TO DO:
Transcribe the full listing exactly, and drop every picture.

GIVEN DATA:
______________________________

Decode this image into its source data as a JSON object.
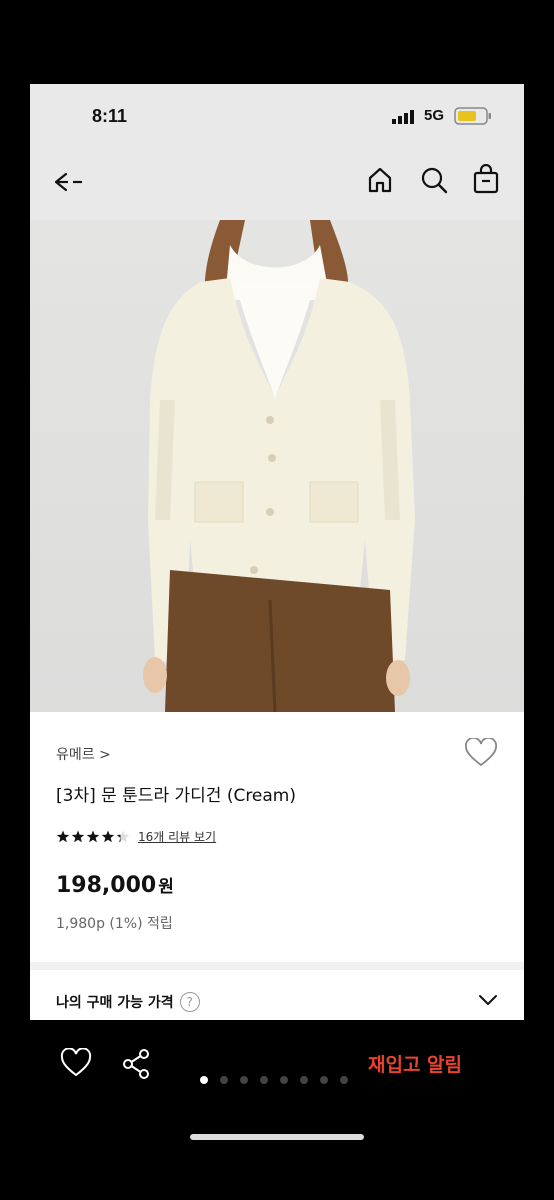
{
  "status": {
    "time": "8:11",
    "network": "5G"
  },
  "nav": {
    "icons": [
      "back-arrow-icon",
      "home-icon",
      "search-icon",
      "shopping-bag-icon"
    ]
  },
  "product": {
    "brand": "유메르 >",
    "title": "[3차] 문 툰드라 가디건 (Cream)",
    "rating": 4.5,
    "review_link": "16개 리뷰 보기",
    "price": "198,000",
    "price_unit": "원",
    "points": "1,980p (1%) 적립"
  },
  "my_price": {
    "label": "나의 구매 가능 가격",
    "help": "?"
  },
  "bottom": {
    "restock_label": "재입고 알림",
    "pages": 8,
    "active_page": 0
  },
  "colors": {
    "accent": "#e8432c",
    "price": "#111111"
  }
}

______________________________

CORRECT RESPONSE:
Decode this image into its source data as a JSON object.
{
  "status": {
    "time": "8:11",
    "network": "5G"
  },
  "nav": {
    "icons": [
      "back-arrow-icon",
      "home-icon",
      "search-icon",
      "shopping-bag-icon"
    ]
  },
  "product": {
    "brand": "유메르 >",
    "title": "[3차] 문 툰드라 가디건 (Cream)",
    "rating": 4.5,
    "review_link": "16개 리뷰 보기",
    "price": "198,000",
    "price_unit": "원",
    "points": "1,980p (1%) 적립"
  },
  "my_price": {
    "label": "나의 구매 가능 가격",
    "help": "?"
  },
  "bottom": {
    "restock_label": "재입고 알림",
    "pages": 8,
    "active_page": 0
  },
  "colors": {
    "accent": "#e8432c",
    "price": "#111111"
  }
}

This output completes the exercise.